## What is expected
Set down each entry from the block beneath, exactly as written.

## Dataset records
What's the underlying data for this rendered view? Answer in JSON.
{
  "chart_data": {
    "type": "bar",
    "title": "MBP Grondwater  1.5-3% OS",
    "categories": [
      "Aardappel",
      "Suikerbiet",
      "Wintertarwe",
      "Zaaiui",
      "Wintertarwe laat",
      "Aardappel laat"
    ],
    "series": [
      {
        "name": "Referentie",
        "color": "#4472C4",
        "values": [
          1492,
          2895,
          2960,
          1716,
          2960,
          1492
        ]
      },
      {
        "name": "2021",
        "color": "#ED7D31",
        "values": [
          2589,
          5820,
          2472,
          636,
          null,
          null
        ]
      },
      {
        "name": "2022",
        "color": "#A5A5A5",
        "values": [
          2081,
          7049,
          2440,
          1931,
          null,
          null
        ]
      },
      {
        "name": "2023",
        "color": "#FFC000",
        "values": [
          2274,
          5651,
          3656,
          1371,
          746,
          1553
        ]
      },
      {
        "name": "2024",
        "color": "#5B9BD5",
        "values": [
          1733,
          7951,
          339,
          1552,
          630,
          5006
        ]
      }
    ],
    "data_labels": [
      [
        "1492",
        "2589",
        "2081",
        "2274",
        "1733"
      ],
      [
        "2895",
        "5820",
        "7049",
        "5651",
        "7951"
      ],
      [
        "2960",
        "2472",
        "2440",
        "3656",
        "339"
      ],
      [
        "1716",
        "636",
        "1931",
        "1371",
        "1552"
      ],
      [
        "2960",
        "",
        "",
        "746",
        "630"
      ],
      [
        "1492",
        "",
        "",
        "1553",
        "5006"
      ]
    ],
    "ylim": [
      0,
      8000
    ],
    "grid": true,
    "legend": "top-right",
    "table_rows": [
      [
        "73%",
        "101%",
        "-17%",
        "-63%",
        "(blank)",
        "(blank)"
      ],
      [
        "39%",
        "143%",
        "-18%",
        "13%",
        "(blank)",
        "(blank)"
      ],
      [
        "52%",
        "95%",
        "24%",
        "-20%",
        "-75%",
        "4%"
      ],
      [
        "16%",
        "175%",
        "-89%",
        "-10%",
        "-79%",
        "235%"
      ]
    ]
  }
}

## Complete response
What's the underlying data for this rendered view? Answer in JSON.
{
  "chart_data": {
    "type": "bar",
    "title": "MBP Grondwater  1.5-3% OS",
    "categories": [
      "Aardappel",
      "Suikerbiet",
      "Wintertarwe",
      "Zaaiui",
      "Wintertarwe laat",
      "Aardappel laat"
    ],
    "series": [
      {
        "name": "Referentie",
        "color": "#4472C4",
        "values": [
          1492,
          2895,
          2960,
          1716,
          2960,
          1492
        ]
      },
      {
        "name": "2021",
        "color": "#ED7D31",
        "values": [
          2589,
          5820,
          2472,
          636,
          null,
          null
        ]
      },
      {
        "name": "2022",
        "color": "#A5A5A5",
        "values": [
          2081,
          7049,
          2440,
          1931,
          null,
          null
        ]
      },
      {
        "name": "2023",
        "color": "#FFC000",
        "values": [
          2274,
          5651,
          3656,
          1371,
          746,
          1553
        ]
      },
      {
        "name": "2024",
        "color": "#5B9BD5",
        "values": [
          1733,
          7951,
          339,
          1552,
          630,
          5006
        ]
      }
    ],
    "data_labels": [
      [
        "1492",
        "2589",
        "2081",
        "2274",
        "1733"
      ],
      [
        "2895",
        "5820",
        "7049",
        "5651",
        "7951"
      ],
      [
        "2960",
        "2472",
        "2440",
        "3656",
        "339"
      ],
      [
        "1716",
        "636",
        "1931",
        "1371",
        "1552"
      ],
      [
        "2960",
        "",
        "",
        "746",
        "630"
      ],
      [
        "1492",
        "",
        "",
        "1553",
        "5006"
      ]
    ],
    "ylim": [
      0,
      8000
    ],
    "grid": true,
    "legend": "top-right",
    "table_rows": [
      [
        "73%",
        "101%",
        "-17%",
        "-63%",
        "(blank)",
        "(blank)"
      ],
      [
        "39%",
        "143%",
        "-18%",
        "13%",
        "(blank)",
        "(blank)"
      ],
      [
        "52%",
        "95%",
        "24%",
        "-20%",
        "-75%",
        "4%"
      ],
      [
        "16%",
        "175%",
        "-89%",
        "-10%",
        "-79%",
        "235%"
      ]
    ]
  }
}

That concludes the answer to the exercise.